▶ **What you have to do**: Find every line in the records that holds the string "заключении". Copy each one.

▶ **Records for this exercise**:
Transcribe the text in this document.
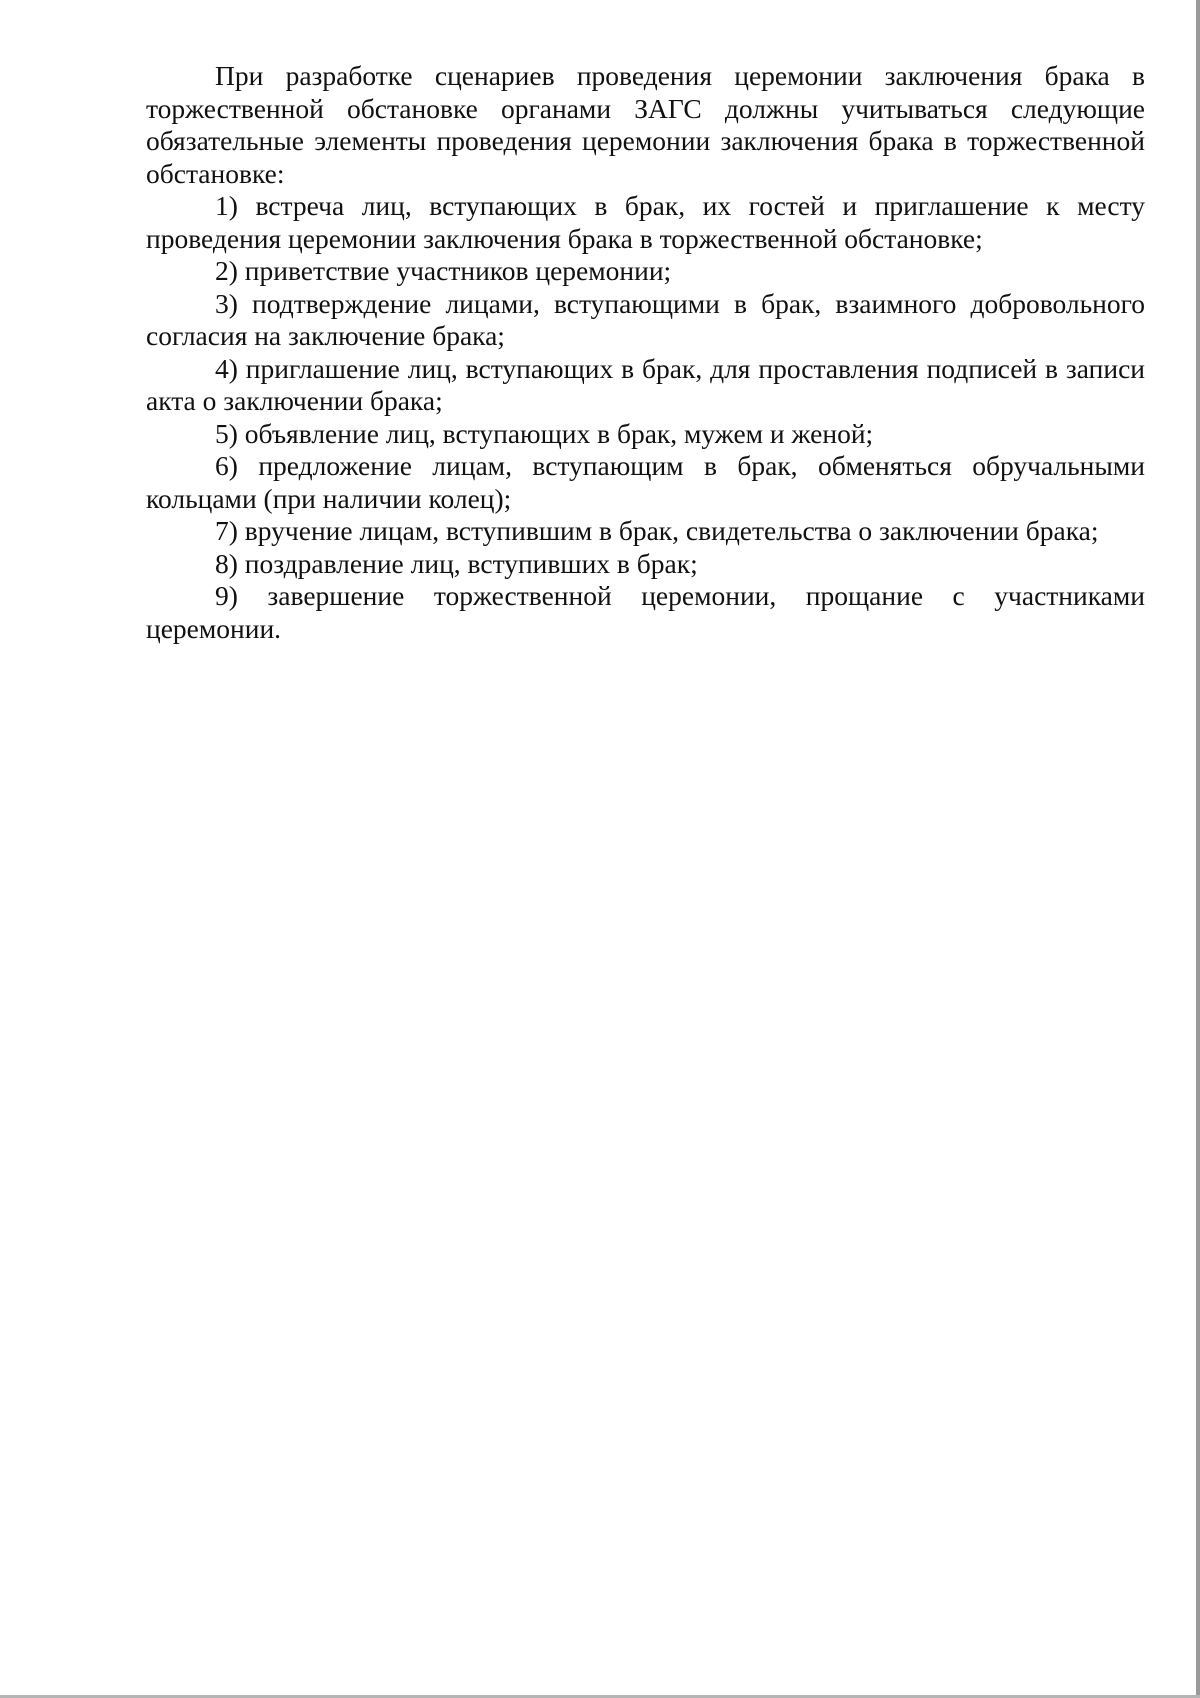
При разработке сценариев проведения церемонии заключения брака в торжественной обстановке органами ЗАГС должны учитываться следующие обязательные элементы проведения церемонии заключения брака в торжественной обстановке:

1) встреча лиц, вступающих в брак, их гостей и приглашение к месту проведения церемонии заключения брака в торжественной обстановке;

2) приветствие участников церемонии;

3) подтверждение лицами, вступающими в брак, взаимного добровольного согласия на заключение брака;

4) приглашение лиц, вступающих в брак, для проставления подписей в записи акта о заключении брака;

5) объявление лиц, вступающих в брак, мужем и женой;

6) предложение лицам, вступающим в брак, обменяться обручальными кольцами (при наличии колец);

7) вручение лицам, вступившим в брак, свидетельства о заключении брака;

8) поздравление лиц, вступивших в брак;

9) завершение торжественной церемонии, прощание с участниками церемонии.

▶ **Reply to the exercise**:
4) приглашение лиц, вступающих в брак, для проставления подписей в записи акта о заключении брака;
7) вручение лицам, вступившим в брак, свидетельства о заключении брака;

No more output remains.